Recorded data
● ● ● ● ●

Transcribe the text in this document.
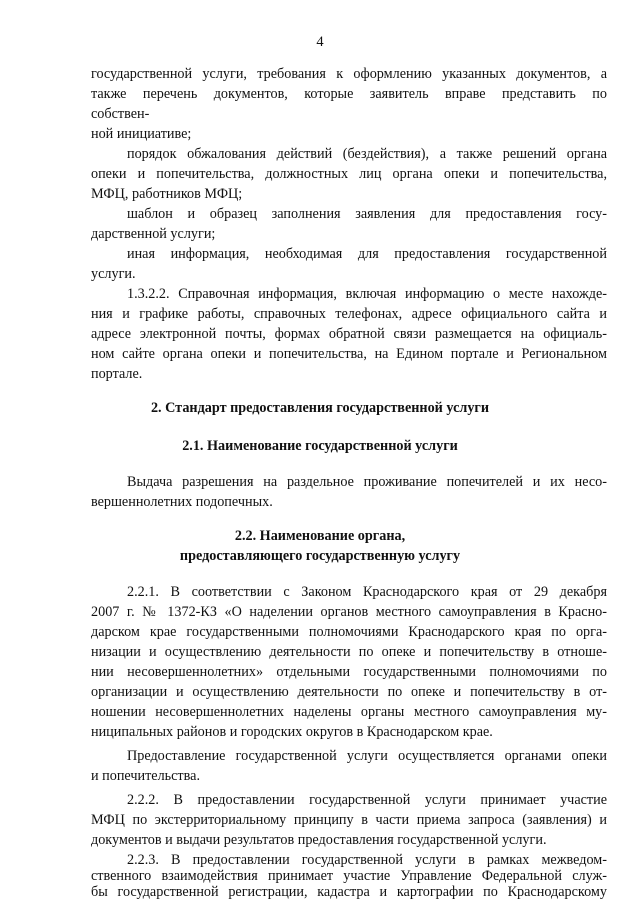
4
государственной услуги, требования к оформлению указанных документов, а
также перечень документов, которые заявитель вправе представить по
собствен-
ной инициативе;
порядок обжалования действий (бездействия), а также решений органа
опеки и попечительства, должностных лиц органа опеки и попечительства,
МФЦ, работников МФЦ;
шаблон и образец заполнения заявления для предоставления госу-
дарственной услуги;
иная информация, необходимая для предоставления государственной
услуги.
1.3.2.2. Справочная информация, включая информацию о месте нахожде-
ния и графике работы, справочных телефонах, адресе официального сайта и
адресе электронной почты, формах обратной связи размещается на официаль-
ном сайте органа опеки и попечительства, на Едином портале и Региональном
портале.
2. Стандарт предоставления государственной услуги
2.1. Наименование государственной услуги
Выдача разрешения на раздельное проживание попечителей и их несо-
вершеннолетних подопечных.
2.2. Наименование органа,
предоставляющего государственную услугу
2.2.1. В соответствии с Законом Краснодарского края от 29 декабря
2007 г. № 1372-КЗ «О наделении органов местного самоуправления в Красно-
дарском крае государственными полномочиями Краснодарского края по орга-
низации и осуществлению деятельности по опеке и попечительству в отноше-
нии несовершеннолетних» отдельными государственными полномочиями по
организации и осуществлению деятельности по опеке и попечительству в от-
ношении несовершеннолетних наделены органы местного самоуправления му-
ниципальных районов и городских округов в Краснодарском крае.
Предоставление государственной услуги осуществляется органами опеки
и попечительства.
2.2.2. В предоставлении государственной услуги принимает участие
МФЦ по экстерриториальному принципу в части приема запроса (заявления) и
документов и выдачи результатов предоставления государственной услуги.
2.2.3. В предоставлении государственной услуги в рамках межведом-
ственного взаимодействия принимает участие Управление Федеральной служ-
бы государственной регистрации, кадастра и картографии по Краснодарскому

● ● ● ● ●

### EXERCISE DIRECTIONS
Go through the listing above and return every line where the word "участие" occurs.

### RESULT FOR THIS TASK
2.2.2. В предоставлении государственной услуги принимает участие
ственного взаимодействия принимает участие Управление Федеральной служ-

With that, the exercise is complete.